- [What to produce]
The entries that follow should be written out exactly.

━━ Record excerpts

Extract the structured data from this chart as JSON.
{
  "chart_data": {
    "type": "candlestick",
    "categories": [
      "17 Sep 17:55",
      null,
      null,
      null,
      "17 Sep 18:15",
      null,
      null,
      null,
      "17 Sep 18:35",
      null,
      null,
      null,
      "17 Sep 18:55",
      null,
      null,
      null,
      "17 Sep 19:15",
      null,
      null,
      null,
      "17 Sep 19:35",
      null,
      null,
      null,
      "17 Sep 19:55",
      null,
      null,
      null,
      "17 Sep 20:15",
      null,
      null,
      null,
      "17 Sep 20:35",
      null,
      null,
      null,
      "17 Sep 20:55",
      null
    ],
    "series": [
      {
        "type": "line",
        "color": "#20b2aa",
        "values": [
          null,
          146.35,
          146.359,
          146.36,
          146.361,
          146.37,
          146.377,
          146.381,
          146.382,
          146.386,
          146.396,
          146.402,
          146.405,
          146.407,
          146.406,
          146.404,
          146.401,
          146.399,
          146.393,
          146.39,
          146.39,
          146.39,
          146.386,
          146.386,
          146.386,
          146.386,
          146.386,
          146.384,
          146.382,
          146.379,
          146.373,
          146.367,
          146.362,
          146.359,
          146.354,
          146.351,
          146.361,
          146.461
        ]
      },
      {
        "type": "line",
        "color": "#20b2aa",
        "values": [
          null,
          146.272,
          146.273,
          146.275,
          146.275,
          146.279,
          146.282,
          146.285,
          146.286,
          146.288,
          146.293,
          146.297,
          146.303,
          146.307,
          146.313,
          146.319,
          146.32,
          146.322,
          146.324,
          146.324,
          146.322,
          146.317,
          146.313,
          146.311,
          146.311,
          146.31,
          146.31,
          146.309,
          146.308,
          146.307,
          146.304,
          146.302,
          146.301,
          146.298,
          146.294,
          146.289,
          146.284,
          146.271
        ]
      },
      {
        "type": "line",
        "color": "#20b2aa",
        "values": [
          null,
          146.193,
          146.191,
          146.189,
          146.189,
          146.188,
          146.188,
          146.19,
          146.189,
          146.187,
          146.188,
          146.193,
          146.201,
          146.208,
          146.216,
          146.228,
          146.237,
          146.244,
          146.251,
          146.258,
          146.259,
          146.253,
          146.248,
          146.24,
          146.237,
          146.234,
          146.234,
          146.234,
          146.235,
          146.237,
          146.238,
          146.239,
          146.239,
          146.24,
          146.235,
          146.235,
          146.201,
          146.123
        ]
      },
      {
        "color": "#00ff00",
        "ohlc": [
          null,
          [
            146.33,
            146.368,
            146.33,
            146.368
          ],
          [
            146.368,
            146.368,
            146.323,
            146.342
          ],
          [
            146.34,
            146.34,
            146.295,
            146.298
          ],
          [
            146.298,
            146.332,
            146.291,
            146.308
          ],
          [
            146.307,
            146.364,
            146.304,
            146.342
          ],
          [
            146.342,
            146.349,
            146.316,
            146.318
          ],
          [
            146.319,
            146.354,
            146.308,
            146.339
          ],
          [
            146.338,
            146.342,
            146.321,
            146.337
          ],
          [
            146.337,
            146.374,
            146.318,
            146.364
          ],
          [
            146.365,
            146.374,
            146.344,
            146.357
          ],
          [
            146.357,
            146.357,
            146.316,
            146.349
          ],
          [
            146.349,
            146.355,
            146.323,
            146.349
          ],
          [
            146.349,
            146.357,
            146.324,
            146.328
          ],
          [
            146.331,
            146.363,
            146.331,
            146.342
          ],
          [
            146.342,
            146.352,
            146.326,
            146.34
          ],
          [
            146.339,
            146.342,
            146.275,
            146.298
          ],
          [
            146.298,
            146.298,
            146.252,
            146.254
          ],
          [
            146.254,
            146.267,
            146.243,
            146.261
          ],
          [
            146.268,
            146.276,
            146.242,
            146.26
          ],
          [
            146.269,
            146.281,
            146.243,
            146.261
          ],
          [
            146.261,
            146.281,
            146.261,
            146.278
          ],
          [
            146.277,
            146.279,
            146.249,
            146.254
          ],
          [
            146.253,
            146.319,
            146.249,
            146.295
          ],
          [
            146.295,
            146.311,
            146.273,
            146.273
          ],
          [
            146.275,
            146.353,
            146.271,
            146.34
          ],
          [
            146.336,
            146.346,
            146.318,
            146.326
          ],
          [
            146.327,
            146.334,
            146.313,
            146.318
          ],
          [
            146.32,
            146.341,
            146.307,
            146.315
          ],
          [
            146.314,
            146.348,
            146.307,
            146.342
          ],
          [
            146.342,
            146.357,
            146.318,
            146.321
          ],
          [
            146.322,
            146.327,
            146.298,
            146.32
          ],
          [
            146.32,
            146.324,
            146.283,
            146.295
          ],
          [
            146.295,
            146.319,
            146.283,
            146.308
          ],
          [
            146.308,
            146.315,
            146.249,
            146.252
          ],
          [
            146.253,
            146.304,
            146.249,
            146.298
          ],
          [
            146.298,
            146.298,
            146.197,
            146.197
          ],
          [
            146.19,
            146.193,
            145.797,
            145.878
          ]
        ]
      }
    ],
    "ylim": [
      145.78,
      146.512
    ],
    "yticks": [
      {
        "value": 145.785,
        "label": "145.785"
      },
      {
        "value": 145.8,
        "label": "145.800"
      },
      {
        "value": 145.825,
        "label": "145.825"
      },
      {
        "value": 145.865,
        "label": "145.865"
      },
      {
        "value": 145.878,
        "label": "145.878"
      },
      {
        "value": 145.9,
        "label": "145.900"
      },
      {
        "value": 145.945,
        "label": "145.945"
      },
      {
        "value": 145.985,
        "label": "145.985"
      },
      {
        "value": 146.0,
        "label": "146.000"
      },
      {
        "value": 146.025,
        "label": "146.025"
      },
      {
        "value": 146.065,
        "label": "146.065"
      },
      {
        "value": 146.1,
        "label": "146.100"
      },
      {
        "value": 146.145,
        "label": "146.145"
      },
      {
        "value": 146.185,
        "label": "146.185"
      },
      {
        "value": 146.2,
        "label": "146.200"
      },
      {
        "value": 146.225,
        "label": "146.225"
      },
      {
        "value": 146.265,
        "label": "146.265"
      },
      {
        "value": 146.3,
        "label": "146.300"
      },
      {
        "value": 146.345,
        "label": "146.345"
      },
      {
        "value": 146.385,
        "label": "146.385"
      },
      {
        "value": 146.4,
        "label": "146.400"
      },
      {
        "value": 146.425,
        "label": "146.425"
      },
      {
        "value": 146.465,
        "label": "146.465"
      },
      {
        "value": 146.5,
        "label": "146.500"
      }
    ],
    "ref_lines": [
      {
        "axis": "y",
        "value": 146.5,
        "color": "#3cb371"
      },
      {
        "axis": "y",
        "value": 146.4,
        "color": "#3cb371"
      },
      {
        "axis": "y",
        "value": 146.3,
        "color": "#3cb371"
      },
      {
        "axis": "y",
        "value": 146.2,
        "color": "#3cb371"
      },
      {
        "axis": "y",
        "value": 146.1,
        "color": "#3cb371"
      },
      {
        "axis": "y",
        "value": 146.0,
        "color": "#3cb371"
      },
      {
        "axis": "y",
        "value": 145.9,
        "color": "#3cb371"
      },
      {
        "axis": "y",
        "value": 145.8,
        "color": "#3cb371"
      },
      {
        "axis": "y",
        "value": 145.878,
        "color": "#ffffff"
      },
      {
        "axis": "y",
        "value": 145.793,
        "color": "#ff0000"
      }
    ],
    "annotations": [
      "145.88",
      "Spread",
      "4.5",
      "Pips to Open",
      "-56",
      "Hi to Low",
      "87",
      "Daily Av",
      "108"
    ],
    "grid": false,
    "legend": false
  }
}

━━━━

- [Task result]
Extract the structured data from this chart as JSON.
{
  "chart_data": {
    "type": "candlestick",
    "categories": [
      "17 Sep 17:55",
      null,
      null,
      null,
      "17 Sep 18:15",
      null,
      null,
      null,
      "17 Sep 18:35",
      null,
      null,
      null,
      "17 Sep 18:55",
      null,
      null,
      null,
      "17 Sep 19:15",
      null,
      null,
      null,
      "17 Sep 19:35",
      null,
      null,
      null,
      "17 Sep 19:55",
      null,
      null,
      null,
      "17 Sep 20:15",
      null,
      null,
      null,
      "17 Sep 20:35",
      null,
      null,
      null,
      "17 Sep 20:55",
      null
    ],
    "series": [
      {
        "type": "line",
        "color": "#20b2aa",
        "values": [
          null,
          146.35,
          146.359,
          146.36,
          146.361,
          146.37,
          146.377,
          146.381,
          146.382,
          146.386,
          146.396,
          146.402,
          146.405,
          146.407,
          146.406,
          146.404,
          146.401,
          146.399,
          146.393,
          146.39,
          146.39,
          146.39,
          146.386,
          146.386,
          146.386,
          146.386,
          146.386,
          146.384,
          146.382,
          146.379,
          146.373,
          146.367,
          146.362,
          146.359,
          146.354,
          146.351,
          146.361,
          146.461
        ]
      },
      {
        "type": "line",
        "color": "#20b2aa",
        "values": [
          null,
          146.272,
          146.273,
          146.275,
          146.275,
          146.279,
          146.282,
          146.285,
          146.286,
          146.288,
          146.293,
          146.297,
          146.303,
          146.307,
          146.313,
          146.319,
          146.32,
          146.322,
          146.324,
          146.324,
          146.322,
          146.317,
          146.313,
          146.311,
          146.311,
          146.31,
          146.31,
          146.309,
          146.308,
          146.307,
          146.304,
          146.302,
          146.301,
          146.298,
          146.294,
          146.289,
          146.284,
          146.271
        ]
      },
      {
        "type": "line",
        "color": "#20b2aa",
        "values": [
          null,
          146.193,
          146.191,
          146.189,
          146.189,
          146.188,
          146.188,
          146.19,
          146.189,
          146.187,
          146.188,
          146.193,
          146.201,
          146.208,
          146.216,
          146.228,
          146.237,
          146.244,
          146.251,
          146.258,
          146.259,
          146.253,
          146.248,
          146.24,
          146.237,
          146.234,
          146.234,
          146.234,
          146.235,
          146.237,
          146.238,
          146.239,
          146.239,
          146.24,
          146.235,
          146.235,
          146.201,
          146.123
        ]
      },
      {
        "color": "#00ff00",
        "ohlc": [
          null,
          [
            146.33,
            146.368,
            146.33,
            146.368
          ],
          [
            146.368,
            146.368,
            146.323,
            146.342
          ],
          [
            146.34,
            146.34,
            146.295,
            146.298
          ],
          [
            146.298,
            146.332,
            146.291,
            146.308
          ],
          [
            146.307,
            146.364,
            146.304,
            146.342
          ],
          [
            146.342,
            146.349,
            146.316,
            146.318
          ],
          [
            146.319,
            146.354,
            146.308,
            146.339
          ],
          [
            146.338,
            146.342,
            146.321,
            146.337
          ],
          [
            146.337,
            146.374,
            146.318,
            146.364
          ],
          [
            146.365,
            146.374,
            146.344,
            146.357
          ],
          [
            146.357,
            146.357,
            146.316,
            146.349
          ],
          [
            146.349,
            146.355,
            146.323,
            146.349
          ],
          [
            146.349,
            146.357,
            146.324,
            146.328
          ],
          [
            146.331,
            146.363,
            146.331,
            146.342
          ],
          [
            146.342,
            146.352,
            146.326,
            146.34
          ],
          [
            146.339,
            146.342,
            146.275,
            146.298
          ],
          [
            146.298,
            146.298,
            146.252,
            146.254
          ],
          [
            146.254,
            146.267,
            146.243,
            146.261
          ],
          [
            146.268,
            146.276,
            146.242,
            146.26
          ],
          [
            146.269,
            146.281,
            146.243,
            146.261
          ],
          [
            146.261,
            146.281,
            146.261,
            146.278
          ],
          [
            146.277,
            146.279,
            146.249,
            146.254
          ],
          [
            146.253,
            146.319,
            146.249,
            146.295
          ],
          [
            146.295,
            146.311,
            146.273,
            146.273
          ],
          [
            146.275,
            146.353,
            146.271,
            146.34
          ],
          [
            146.336,
            146.346,
            146.318,
            146.326
          ],
          [
            146.327,
            146.334,
            146.313,
            146.318
          ],
          [
            146.32,
            146.341,
            146.307,
            146.315
          ],
          [
            146.314,
            146.348,
            146.307,
            146.342
          ],
          [
            146.342,
            146.357,
            146.318,
            146.321
          ],
          [
            146.322,
            146.327,
            146.298,
            146.32
          ],
          [
            146.32,
            146.324,
            146.283,
            146.295
          ],
          [
            146.295,
            146.319,
            146.283,
            146.308
          ],
          [
            146.308,
            146.315,
            146.249,
            146.252
          ],
          [
            146.253,
            146.304,
            146.249,
            146.298
          ],
          [
            146.298,
            146.298,
            146.197,
            146.197
          ],
          [
            146.19,
            146.193,
            145.797,
            145.878
          ]
        ]
      }
    ],
    "ylim": [
      145.78,
      146.512
    ],
    "yticks": [
      {
        "value": 145.785,
        "label": "145.785"
      },
      {
        "value": 145.8,
        "label": "145.800"
      },
      {
        "value": 145.825,
        "label": "145.825"
      },
      {
        "value": 145.865,
        "label": "145.865"
      },
      {
        "value": 145.878,
        "label": "145.878"
      },
      {
        "value": 145.9,
        "label": "145.900"
      },
      {
        "value": 145.945,
        "label": "145.945"
      },
      {
        "value": 145.985,
        "label": "145.985"
      },
      {
        "value": 146.0,
        "label": "146.000"
      },
      {
        "value": 146.025,
        "label": "146.025"
      },
      {
        "value": 146.065,
        "label": "146.065"
      },
      {
        "value": 146.1,
        "label": "146.100"
      },
      {
        "value": 146.145,
        "label": "146.145"
      },
      {
        "value": 146.185,
        "label": "146.185"
      },
      {
        "value": 146.2,
        "label": "146.200"
      },
      {
        "value": 146.225,
        "label": "146.225"
      },
      {
        "value": 146.265,
        "label": "146.265"
      },
      {
        "value": 146.3,
        "label": "146.300"
      },
      {
        "value": 146.345,
        "label": "146.345"
      },
      {
        "value": 146.385,
        "label": "146.385"
      },
      {
        "value": 146.4,
        "label": "146.400"
      },
      {
        "value": 146.425,
        "label": "146.425"
      },
      {
        "value": 146.465,
        "label": "146.465"
      },
      {
        "value": 146.5,
        "label": "146.500"
      }
    ],
    "ref_lines": [
      {
        "axis": "y",
        "value": 146.5,
        "color": "#3cb371"
      },
      {
        "axis": "y",
        "value": 146.4,
        "color": "#3cb371"
      },
      {
        "axis": "y",
        "value": 146.3,
        "color": "#3cb371"
      },
      {
        "axis": "y",
        "value": 146.2,
        "color": "#3cb371"
      },
      {
        "axis": "y",
        "value": 146.1,
        "color": "#3cb371"
      },
      {
        "axis": "y",
        "value": 146.0,
        "color": "#3cb371"
      },
      {
        "axis": "y",
        "value": 145.9,
        "color": "#3cb371"
      },
      {
        "axis": "y",
        "value": 145.8,
        "color": "#3cb371"
      },
      {
        "axis": "y",
        "value": 145.878,
        "color": "#ffffff"
      },
      {
        "axis": "y",
        "value": 145.793,
        "color": "#ff0000"
      }
    ],
    "annotations": [
      "145.88",
      "Spread",
      "4.5",
      "Pips to Open",
      "-56",
      "Hi to Low",
      "87",
      "Daily Av",
      "108"
    ],
    "grid": false,
    "legend": false
  }
}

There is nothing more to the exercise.